PAGE EXTRACT:

□ □ □ □ □ □ □

At any one time during a season, there inevitably will be a number of team (orchestra) members on the "injured list" - yes, orchestras have an injured list. Sometimes careers (and livelihoods) end because of the injuries. Healthcare is no small item among your benefits.

In order to continue performing at peak capacity and to prevent the most common injuries, rest periods are essential. All musicians (athletes) need to be "on the bench" periodically. The rosters (complements) of teams must account for that reality, so that there are more pitchers, goalies, linebackers or musicians available than are needed for any one game (performance). Size of the roster is critical for two other reasons. (1) Both types of organizations train/rehearse and play as a team, with all the implied interdependencies cultivated by long-term work AS A TEAM, and (2) there (we hope) will always be newer players learning OVER TIME to play well with the team. Bringing in short-term, albeit talented, players from the outside who have not cultivated these interdependencies undermines the carefully fostered characteristics of the team (orchestra). The same principles apply in business. The Business Dictionary defines "team" as

"A group of people with a full set of complementary skills required to complete a task, job, or project. Team members (1) operate with a high degree of interdependence, (2) share authority and responsibility for self-management, (3) are accountable for the collective performance, and (4) work toward a common goal and shared rewards(s). A team becomes more than just a collection of people when a strong sense of mutual commitment creates synergy, thus generating performance greater than the sum of the performance of its individual members."
(http://www.businessdictionary.com/ definition/team.html#ixzz3HYL2I3H0)

□ □ □ □ □ □ □

DATA PROVIDED:
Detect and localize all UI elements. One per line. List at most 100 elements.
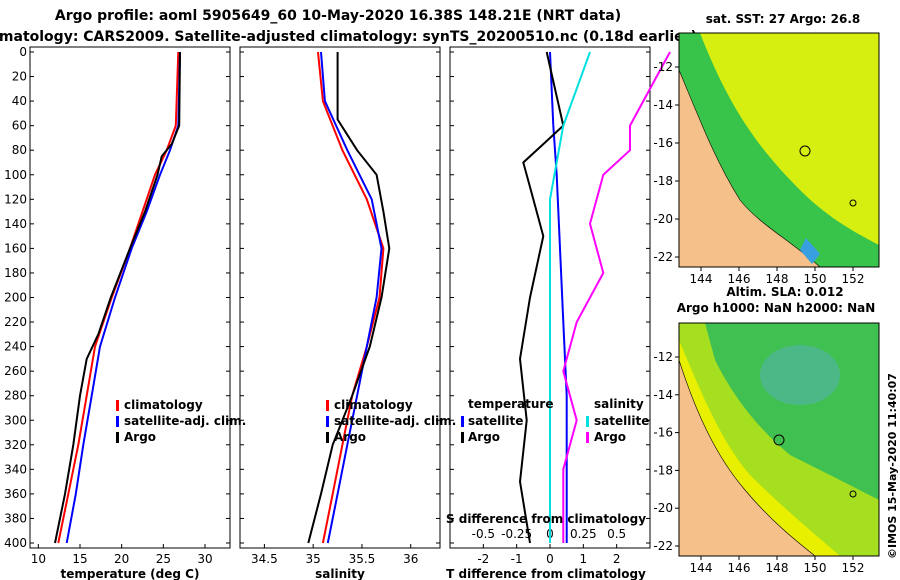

□ □ □ □ □ □ □

PROBLEM A:
Answer these about the passage on orchestras as teams:
(i) What kind of list do orchestras have, according to the passage?
(ii) What does the passage call essential for performing at peak capacity and preventing the most common injuries?
(iii) In the quoted definition, what creates synergy?
PROBLEM B: Print the passage on orchestras as teams word for word, from "At any one time" to "among your benefits.".

EXERCISE RESULT A:
(i) An "injured list."
(ii) Rest periods.
(iii) A strong sense of mutual commitment.

EXERCISE RESULT B:
At any one time during a season, there inevitably will be a number of team (orchestra) members on the "injured list" - yes, orchestras have an injured list. Sometimes careers (and livelihoods) end because of the injuries. Healthcare is no small item among your benefits.